:: THE EXERCISE ::
Say how many lines of these entries include the word "document", and answer with the number alone.

[begin INPUT]

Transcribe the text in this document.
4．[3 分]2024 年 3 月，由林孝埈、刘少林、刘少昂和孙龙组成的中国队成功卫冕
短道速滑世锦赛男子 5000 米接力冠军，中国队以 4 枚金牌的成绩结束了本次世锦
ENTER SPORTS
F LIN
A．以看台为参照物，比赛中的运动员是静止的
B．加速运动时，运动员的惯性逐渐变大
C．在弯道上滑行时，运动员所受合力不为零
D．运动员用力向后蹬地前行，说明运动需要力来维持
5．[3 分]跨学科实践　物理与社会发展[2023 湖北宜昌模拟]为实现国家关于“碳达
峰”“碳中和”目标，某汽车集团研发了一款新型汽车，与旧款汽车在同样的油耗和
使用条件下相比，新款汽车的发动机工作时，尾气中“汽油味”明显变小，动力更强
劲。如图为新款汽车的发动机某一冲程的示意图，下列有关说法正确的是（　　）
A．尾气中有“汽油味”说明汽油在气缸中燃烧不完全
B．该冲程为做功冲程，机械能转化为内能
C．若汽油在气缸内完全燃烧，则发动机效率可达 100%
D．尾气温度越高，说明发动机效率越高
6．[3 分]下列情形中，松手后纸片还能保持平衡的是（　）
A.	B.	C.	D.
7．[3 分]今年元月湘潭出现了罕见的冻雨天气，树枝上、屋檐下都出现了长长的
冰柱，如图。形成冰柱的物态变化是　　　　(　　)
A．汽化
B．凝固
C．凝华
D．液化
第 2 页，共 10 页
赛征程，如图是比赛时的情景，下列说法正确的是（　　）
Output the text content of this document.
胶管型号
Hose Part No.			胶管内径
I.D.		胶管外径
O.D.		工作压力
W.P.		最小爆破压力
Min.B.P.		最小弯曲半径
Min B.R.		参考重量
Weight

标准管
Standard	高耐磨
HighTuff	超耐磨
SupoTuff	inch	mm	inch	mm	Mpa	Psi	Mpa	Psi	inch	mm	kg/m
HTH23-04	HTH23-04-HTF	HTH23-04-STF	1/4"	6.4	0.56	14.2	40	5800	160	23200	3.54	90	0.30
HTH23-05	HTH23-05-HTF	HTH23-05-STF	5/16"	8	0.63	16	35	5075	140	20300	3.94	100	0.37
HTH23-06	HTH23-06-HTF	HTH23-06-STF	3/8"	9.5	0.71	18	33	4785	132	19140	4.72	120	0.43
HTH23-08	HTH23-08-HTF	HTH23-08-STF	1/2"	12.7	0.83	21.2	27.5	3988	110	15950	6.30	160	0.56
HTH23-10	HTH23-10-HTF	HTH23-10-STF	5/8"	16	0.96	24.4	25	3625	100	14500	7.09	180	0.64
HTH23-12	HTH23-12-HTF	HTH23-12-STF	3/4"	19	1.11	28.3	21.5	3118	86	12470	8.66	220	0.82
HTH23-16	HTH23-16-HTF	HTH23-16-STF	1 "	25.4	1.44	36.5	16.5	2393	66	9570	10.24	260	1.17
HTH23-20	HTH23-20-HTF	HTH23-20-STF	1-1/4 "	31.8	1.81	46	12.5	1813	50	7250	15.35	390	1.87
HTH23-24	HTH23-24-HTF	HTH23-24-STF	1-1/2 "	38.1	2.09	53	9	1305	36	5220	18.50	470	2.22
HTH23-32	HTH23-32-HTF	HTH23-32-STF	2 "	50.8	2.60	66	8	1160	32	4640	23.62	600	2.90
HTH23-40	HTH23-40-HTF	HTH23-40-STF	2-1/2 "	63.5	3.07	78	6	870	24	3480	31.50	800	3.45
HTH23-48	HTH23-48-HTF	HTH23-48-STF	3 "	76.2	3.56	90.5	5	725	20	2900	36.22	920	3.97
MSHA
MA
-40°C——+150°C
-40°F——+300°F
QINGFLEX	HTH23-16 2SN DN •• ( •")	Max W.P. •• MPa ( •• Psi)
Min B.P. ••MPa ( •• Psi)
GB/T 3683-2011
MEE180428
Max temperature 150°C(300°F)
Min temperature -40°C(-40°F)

[end INPUT]

:: RESULT ::
2